Direction:
What is needed here is an exact copy of every entry.

Dataset start

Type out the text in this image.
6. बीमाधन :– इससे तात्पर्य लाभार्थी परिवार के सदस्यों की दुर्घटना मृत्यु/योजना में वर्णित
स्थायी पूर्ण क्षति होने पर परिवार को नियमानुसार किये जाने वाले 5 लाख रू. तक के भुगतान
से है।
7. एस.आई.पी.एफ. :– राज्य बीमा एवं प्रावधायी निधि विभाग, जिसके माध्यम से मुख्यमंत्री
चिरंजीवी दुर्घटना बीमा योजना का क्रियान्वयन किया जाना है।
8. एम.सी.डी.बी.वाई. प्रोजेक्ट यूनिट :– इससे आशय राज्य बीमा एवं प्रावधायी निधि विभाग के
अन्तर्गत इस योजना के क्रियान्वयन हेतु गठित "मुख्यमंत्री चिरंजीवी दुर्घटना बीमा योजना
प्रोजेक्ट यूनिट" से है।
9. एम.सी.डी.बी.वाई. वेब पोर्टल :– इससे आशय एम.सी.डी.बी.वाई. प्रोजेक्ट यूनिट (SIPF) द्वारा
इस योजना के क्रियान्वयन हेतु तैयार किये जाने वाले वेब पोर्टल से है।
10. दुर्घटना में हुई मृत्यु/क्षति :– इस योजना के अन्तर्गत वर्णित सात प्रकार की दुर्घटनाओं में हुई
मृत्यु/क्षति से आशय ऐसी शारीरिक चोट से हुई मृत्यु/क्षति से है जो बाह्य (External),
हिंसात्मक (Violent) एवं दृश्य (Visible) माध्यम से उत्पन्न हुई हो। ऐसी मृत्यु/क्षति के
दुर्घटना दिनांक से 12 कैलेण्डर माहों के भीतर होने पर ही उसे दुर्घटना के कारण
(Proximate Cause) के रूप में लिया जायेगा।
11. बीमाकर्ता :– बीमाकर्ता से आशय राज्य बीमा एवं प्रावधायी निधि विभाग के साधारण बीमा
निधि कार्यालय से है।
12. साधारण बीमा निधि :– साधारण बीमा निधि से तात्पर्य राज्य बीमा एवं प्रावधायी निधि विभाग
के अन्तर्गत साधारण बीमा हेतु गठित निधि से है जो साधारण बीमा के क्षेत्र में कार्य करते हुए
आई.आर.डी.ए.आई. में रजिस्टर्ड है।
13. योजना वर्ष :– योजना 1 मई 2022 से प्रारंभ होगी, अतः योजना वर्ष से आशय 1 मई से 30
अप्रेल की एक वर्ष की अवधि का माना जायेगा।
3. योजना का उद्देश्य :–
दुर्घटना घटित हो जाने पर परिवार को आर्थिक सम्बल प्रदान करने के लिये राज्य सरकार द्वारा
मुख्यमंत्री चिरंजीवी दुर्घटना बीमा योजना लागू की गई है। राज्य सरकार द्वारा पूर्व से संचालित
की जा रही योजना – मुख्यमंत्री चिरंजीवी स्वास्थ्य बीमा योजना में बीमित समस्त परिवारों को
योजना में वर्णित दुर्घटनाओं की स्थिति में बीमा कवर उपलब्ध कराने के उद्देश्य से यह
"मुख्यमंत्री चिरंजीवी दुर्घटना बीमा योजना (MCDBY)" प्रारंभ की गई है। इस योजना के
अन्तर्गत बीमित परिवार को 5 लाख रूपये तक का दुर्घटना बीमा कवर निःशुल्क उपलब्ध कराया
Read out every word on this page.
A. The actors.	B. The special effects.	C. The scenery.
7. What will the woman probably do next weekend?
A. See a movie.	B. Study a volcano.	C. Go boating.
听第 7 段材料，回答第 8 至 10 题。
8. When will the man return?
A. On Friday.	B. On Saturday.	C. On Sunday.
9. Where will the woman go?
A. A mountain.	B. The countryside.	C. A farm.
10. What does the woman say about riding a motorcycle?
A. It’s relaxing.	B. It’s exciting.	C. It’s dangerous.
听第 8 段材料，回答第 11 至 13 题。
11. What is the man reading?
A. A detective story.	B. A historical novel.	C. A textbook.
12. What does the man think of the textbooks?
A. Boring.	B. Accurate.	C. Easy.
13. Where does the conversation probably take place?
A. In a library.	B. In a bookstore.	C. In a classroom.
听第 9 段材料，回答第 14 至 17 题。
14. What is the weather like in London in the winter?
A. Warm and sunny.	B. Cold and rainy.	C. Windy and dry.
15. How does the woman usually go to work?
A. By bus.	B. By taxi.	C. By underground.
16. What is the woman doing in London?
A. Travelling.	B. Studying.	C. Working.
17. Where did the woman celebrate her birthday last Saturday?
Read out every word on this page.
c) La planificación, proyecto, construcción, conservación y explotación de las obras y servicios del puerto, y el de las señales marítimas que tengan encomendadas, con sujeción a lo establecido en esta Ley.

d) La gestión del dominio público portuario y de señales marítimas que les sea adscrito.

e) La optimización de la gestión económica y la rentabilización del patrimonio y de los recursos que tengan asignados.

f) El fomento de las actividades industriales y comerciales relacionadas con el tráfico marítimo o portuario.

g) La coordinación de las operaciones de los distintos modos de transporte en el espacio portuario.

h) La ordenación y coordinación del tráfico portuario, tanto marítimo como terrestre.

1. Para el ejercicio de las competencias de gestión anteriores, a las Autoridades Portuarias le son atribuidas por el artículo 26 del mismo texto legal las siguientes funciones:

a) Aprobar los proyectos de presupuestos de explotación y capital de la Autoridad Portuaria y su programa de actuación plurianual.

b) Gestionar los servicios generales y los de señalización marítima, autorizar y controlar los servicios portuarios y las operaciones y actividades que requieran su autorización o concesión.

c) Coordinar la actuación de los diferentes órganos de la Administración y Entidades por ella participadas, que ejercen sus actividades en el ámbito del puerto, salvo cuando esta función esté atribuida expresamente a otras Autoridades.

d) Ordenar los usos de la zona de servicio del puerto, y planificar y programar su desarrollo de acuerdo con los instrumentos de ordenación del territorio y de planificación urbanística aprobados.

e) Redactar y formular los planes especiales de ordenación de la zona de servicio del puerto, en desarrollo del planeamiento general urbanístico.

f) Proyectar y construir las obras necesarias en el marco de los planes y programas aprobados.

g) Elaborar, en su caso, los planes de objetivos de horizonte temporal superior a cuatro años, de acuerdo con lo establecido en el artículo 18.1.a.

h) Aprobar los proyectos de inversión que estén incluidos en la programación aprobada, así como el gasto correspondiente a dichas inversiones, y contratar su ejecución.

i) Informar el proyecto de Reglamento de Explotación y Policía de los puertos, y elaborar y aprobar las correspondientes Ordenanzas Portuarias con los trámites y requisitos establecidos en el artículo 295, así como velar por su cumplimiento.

Dataset end

Finished task:
Type out the text in this image.
6. बीमाधन :– इससे तात्पर्य लाभार्थी परिवार के सदस्यों की दुर्घटना मृत्यु/योजना में वर्णित
स्थायी पूर्ण क्षति होने पर परिवार को नियमानुसार किये जाने वाले 5 लाख रू. तक के भुगतान
से है।
7. एस.आई.पी.एफ. :– राज्य बीमा एवं प्रावधायी निधि विभाग, जिसके माध्यम से मुख्यमंत्री
चिरंजीवी दुर्घटना बीमा योजना का क्रियान्वयन किया जाना है।
8. एम.सी.डी.बी.वाई. प्रोजेक्ट यूनिट :– इससे आशय राज्य बीमा एवं प्रावधायी निधि विभाग के
अन्तर्गत इस योजना के क्रियान्वयन हेतु गठित "मुख्यमंत्री चिरंजीवी दुर्घटना बीमा योजना
प्रोजेक्ट यूनिट" से है।
9. एम.सी.डी.बी.वाई. वेब पोर्टल :– इससे आशय एम.सी.डी.बी.वाई. प्रोजेक्ट यूनिट (SIPF) द्वारा
इस योजना के क्रियान्वयन हेतु तैयार किये जाने वाले वेब पोर्टल से है।
10. दुर्घटना में हुई मृत्यु/क्षति :– इस योजना के अन्तर्गत वर्णित सात प्रकार की दुर्घटनाओं में हुई
मृत्यु/क्षति से आशय ऐसी शारीरिक चोट से हुई मृत्यु/क्षति से है जो बाह्य (External),
हिंसात्मक (Violent) एवं दृश्य (Visible) माध्यम से उत्पन्न हुई हो। ऐसी मृत्यु/क्षति के
दुर्घटना दिनांक से 12 कैलेण्डर माहों के भीतर होने पर ही उसे दुर्घटना के कारण
(Proximate Cause) के रूप में लिया जायेगा।
11. बीमाकर्ता :– बीमाकर्ता से आशय राज्य बीमा एवं प्रावधायी निधि विभाग के साधारण बीमा
निधि कार्यालय से है।
12. साधारण बीमा निधि :– साधारण बीमा निधि से तात्पर्य राज्य बीमा एवं प्रावधायी निधि विभाग
के अन्तर्गत साधारण बीमा हेतु गठित निधि से है जो साधारण बीमा के क्षेत्र में कार्य करते हुए
आई.आर.डी.ए.आई. में रजिस्टर्ड है।
13. योजना वर्ष :– योजना 1 मई 2022 से प्रारंभ होगी, अतः योजना वर्ष से आशय 1 मई से 30
अप्रेल की एक वर्ष की अवधि का माना जायेगा।
3. योजना का उद्देश्य :–
दुर्घटना घटित हो जाने पर परिवार को आर्थिक सम्बल प्रदान करने के लिये राज्य सरकार द्वारा
मुख्यमंत्री चिरंजीवी दुर्घटना बीमा योजना लागू की गई है। राज्य सरकार द्वारा पूर्व से संचालित
की जा रही योजना – मुख्यमंत्री चिरंजीवी स्वास्थ्य बीमा योजना में बीमित समस्त परिवारों को
योजना में वर्णित दुर्घटनाओं की स्थिति में बीमा कवर उपलब्ध कराने के उद्देश्य से यह
"मुख्यमंत्री चिरंजीवी दुर्घटना बीमा योजना (MCDBY)" प्रारंभ की गई है। इस योजना के
अन्तर्गत बीमित परिवार को 5 लाख रूपये तक का दुर्घटना बीमा कवर निःशुल्क उपलब्ध कराया
Read out every word on this page.
A. The actors.	B. The special effects.	C. The scenery.
7. What will the woman probably do next weekend?
A. See a movie.	B. Study a volcano.	C. Go boating.
听第 7 段材料，回答第 8 至 10 题。
8. When will the man return?
A. On Friday.	B. On Saturday.	C. On Sunday.
9. Where will the woman go?
A. A mountain.	B. The countryside.	C. A farm.
10. What does the woman say about riding a motorcycle?
A. It’s relaxing.	B. It’s exciting.	C. It’s dangerous.
听第 8 段材料，回答第 11 至 13 题。
11. What is the man reading?
A. A detective story.	B. A historical novel.	C. A textbook.
12. What does the man think of the textbooks?
A. Boring.	B. Accurate.	C. Easy.
13. Where does the conversation probably take place?
A. In a library.	B. In a bookstore.	C. In a classroom.
听第 9 段材料，回答第 14 至 17 题。
14. What is the weather like in London in the winter?
A. Warm and sunny.	B. Cold and rainy.	C. Windy and dry.
15. How does the woman usually go to work?
A. By bus.	B. By taxi.	C. By underground.
16. What is the woman doing in London?
A. Travelling.	B. Studying.	C. Working.
17. Where did the woman celebrate her birthday last Saturday?
Read out every word on this page.
c) La planificación, proyecto, construcción, conservación y explotación de las obras y servicios del puerto, y el de las señales marítimas que tengan encomendadas, con sujeción a lo establecido en esta Ley.

d) La gestión del dominio público portuario y de señales marítimas que les sea adscrito.

e) La optimización de la gestión económica y la rentabilización del patrimonio y de los recursos que tengan asignados.

f) El fomento de las actividades industriales y comerciales relacionadas con el tráfico marítimo o portuario.

g) La coordinación de las operaciones de los distintos modos de transporte en el espacio portuario.

h) La ordenación y coordinación del tráfico portuario, tanto marítimo como terrestre.

1. Para el ejercicio de las competencias de gestión anteriores, a las Autoridades Portuarias le son atribuidas por el artículo 26 del mismo texto legal las siguientes funciones:

a) Aprobar los proyectos de presupuestos de explotación y capital de la Autoridad Portuaria y su programa de actuación plurianual.

b) Gestionar los servicios generales y los de señalización marítima, autorizar y controlar los servicios portuarios y las operaciones y actividades que requieran su autorización o concesión.

c) Coordinar la actuación de los diferentes órganos de la Administración y Entidades por ella participadas, que ejercen sus actividades en el ámbito del puerto, salvo cuando esta función esté atribuida expresamente a otras Autoridades.

d) Ordenar los usos de la zona de servicio del puerto, y planificar y programar su desarrollo de acuerdo con los instrumentos de ordenación del territorio y de planificación urbanística aprobados.

e) Redactar y formular los planes especiales de ordenación de la zona de servicio del puerto, en desarrollo del planeamiento general urbanístico.

f) Proyectar y construir las obras necesarias en el marco de los planes y programas aprobados.

g) Elaborar, en su caso, los planes de objetivos de horizonte temporal superior a cuatro años, de acuerdo con lo establecido en el artículo 18.1.a.

h) Aprobar los proyectos de inversión que estén incluidos en la programación aprobada, así como el gasto correspondiente a dichas inversiones, y contratar su ejecución.

i) Informar el proyecto de Reglamento de Explotación y Policía de los puertos, y elaborar y aprobar las correspondientes Ordenanzas Portuarias con los trámites y requisitos establecidos en el artículo 295, así como velar por su cumplimiento.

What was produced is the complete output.